**Your task**
Quote every line as given.

[Stored items from a collection]

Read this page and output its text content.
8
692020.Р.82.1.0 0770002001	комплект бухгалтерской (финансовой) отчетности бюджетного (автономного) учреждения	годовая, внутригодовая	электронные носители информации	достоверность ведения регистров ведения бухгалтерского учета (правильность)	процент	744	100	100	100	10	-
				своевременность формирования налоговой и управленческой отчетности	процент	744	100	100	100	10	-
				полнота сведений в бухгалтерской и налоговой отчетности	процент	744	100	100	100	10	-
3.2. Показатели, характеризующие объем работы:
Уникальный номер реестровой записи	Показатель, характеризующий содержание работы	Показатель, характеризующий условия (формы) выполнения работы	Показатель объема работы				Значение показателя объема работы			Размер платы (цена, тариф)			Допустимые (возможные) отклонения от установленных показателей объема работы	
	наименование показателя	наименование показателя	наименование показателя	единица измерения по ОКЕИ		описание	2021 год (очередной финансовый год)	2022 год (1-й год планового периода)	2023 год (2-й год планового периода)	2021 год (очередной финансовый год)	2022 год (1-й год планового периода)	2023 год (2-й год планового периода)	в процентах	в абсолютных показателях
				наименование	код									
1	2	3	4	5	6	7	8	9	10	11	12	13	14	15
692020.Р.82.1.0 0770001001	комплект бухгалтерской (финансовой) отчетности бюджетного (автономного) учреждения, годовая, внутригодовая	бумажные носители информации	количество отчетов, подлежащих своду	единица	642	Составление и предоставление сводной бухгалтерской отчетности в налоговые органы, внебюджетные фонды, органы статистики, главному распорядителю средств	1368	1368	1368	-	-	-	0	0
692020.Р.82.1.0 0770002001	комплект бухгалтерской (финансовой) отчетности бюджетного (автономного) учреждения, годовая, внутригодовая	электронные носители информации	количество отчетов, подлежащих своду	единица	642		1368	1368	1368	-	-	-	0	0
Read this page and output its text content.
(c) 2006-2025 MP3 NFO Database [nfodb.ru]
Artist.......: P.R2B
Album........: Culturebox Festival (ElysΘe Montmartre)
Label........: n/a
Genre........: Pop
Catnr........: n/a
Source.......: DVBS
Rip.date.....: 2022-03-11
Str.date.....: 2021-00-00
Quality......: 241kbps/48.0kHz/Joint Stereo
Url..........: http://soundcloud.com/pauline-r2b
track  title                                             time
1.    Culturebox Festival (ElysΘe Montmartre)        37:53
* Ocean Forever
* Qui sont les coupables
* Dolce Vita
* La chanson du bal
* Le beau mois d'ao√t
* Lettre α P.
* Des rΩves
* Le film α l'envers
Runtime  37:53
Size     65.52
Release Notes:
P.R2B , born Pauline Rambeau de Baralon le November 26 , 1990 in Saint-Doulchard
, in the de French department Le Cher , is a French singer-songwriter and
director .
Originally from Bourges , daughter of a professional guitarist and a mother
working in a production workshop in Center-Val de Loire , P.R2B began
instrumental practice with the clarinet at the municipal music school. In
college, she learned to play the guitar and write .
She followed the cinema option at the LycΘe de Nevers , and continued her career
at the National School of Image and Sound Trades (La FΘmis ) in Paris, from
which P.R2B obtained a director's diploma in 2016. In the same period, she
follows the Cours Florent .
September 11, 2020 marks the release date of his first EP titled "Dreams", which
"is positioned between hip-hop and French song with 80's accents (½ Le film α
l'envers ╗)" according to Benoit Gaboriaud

**Completed exercise**
Read this page and output its text content.
8
692020.Р.82.1.0 0770002001	комплект бухгалтерской (финансовой) отчетности бюджетного (автономного) учреждения	годовая, внутригодовая	электронные носители информации	достоверность ведения регистров ведения бухгалтерского учета (правильность)	процент	744	100	100	100	10	-
				своевременность формирования налоговой и управленческой отчетности	процент	744	100	100	100	10	-
				полнота сведений в бухгалтерской и налоговой отчетности	процент	744	100	100	100	10	-
3.2. Показатели, характеризующие объем работы:
Уникальный номер реестровой записи	Показатель, характеризующий содержание работы	Показатель, характеризующий условия (формы) выполнения работы	Показатель объема работы				Значение показателя объема работы			Размер платы (цена, тариф)			Допустимые (возможные) отклонения от установленных показателей объема работы	
	наименование показателя	наименование показателя	наименование показателя	единица измерения по ОКЕИ		описание	2021 год (очередной финансовый год)	2022 год (1-й год планового периода)	2023 год (2-й год планового периода)	2021 год (очередной финансовый год)	2022 год (1-й год планового периода)	2023 год (2-й год планового периода)	в процентах	в абсолютных показателях
				наименование	код									
1	2	3	4	5	6	7	8	9	10	11	12	13	14	15
692020.Р.82.1.0 0770001001	комплект бухгалтерской (финансовой) отчетности бюджетного (автономного) учреждения, годовая, внутригодовая	бумажные носители информации	количество отчетов, подлежащих своду	единица	642	Составление и предоставление сводной бухгалтерской отчетности в налоговые органы, внебюджетные фонды, органы статистики, главному распорядителю средств	1368	1368	1368	-	-	-	0	0
692020.Р.82.1.0 0770002001	комплект бухгалтерской (финансовой) отчетности бюджетного (автономного) учреждения, годовая, внутригодовая	электронные носители информации	количество отчетов, подлежащих своду	единица	642		1368	1368	1368	-	-	-	0	0
Read this page and output its text content.
(c) 2006-2025 MP3 NFO Database [nfodb.ru]
Artist.......: P.R2B
Album........: Culturebox Festival (ElysΘe Montmartre)
Label........: n/a
Genre........: Pop
Catnr........: n/a
Source.......: DVBS
Rip.date.....: 2022-03-11
Str.date.....: 2021-00-00
Quality......: 241kbps/48.0kHz/Joint Stereo
Url..........: http://soundcloud.com/pauline-r2b
track  title                                             time
1.    Culturebox Festival (ElysΘe Montmartre)        37:53
* Ocean Forever
* Qui sont les coupables
* Dolce Vita
* La chanson du bal
* Le beau mois d'ao√t
* Lettre α P.
* Des rΩves
* Le film α l'envers
Runtime  37:53
Size     65.52
Release Notes:
P.R2B , born Pauline Rambeau de Baralon le November 26 , 1990 in Saint-Doulchard
, in the de French department Le Cher , is a French singer-songwriter and
director .
Originally from Bourges , daughter of a professional guitarist and a mother
working in a production workshop in Center-Val de Loire , P.R2B began
instrumental practice with the clarinet at the municipal music school. In
college, she learned to play the guitar and write .
She followed the cinema option at the LycΘe de Nevers , and continued her career
at the National School of Image and Sound Trades (La FΘmis ) in Paris, from
which P.R2B obtained a director's diploma in 2016. In the same period, she
follows the Cours Florent .
September 11, 2020 marks the release date of his first EP titled "Dreams", which
"is positioned between hip-hop and French song with 80's accents (½ Le film α
l'envers ╗)" according to Benoit Gaboriaud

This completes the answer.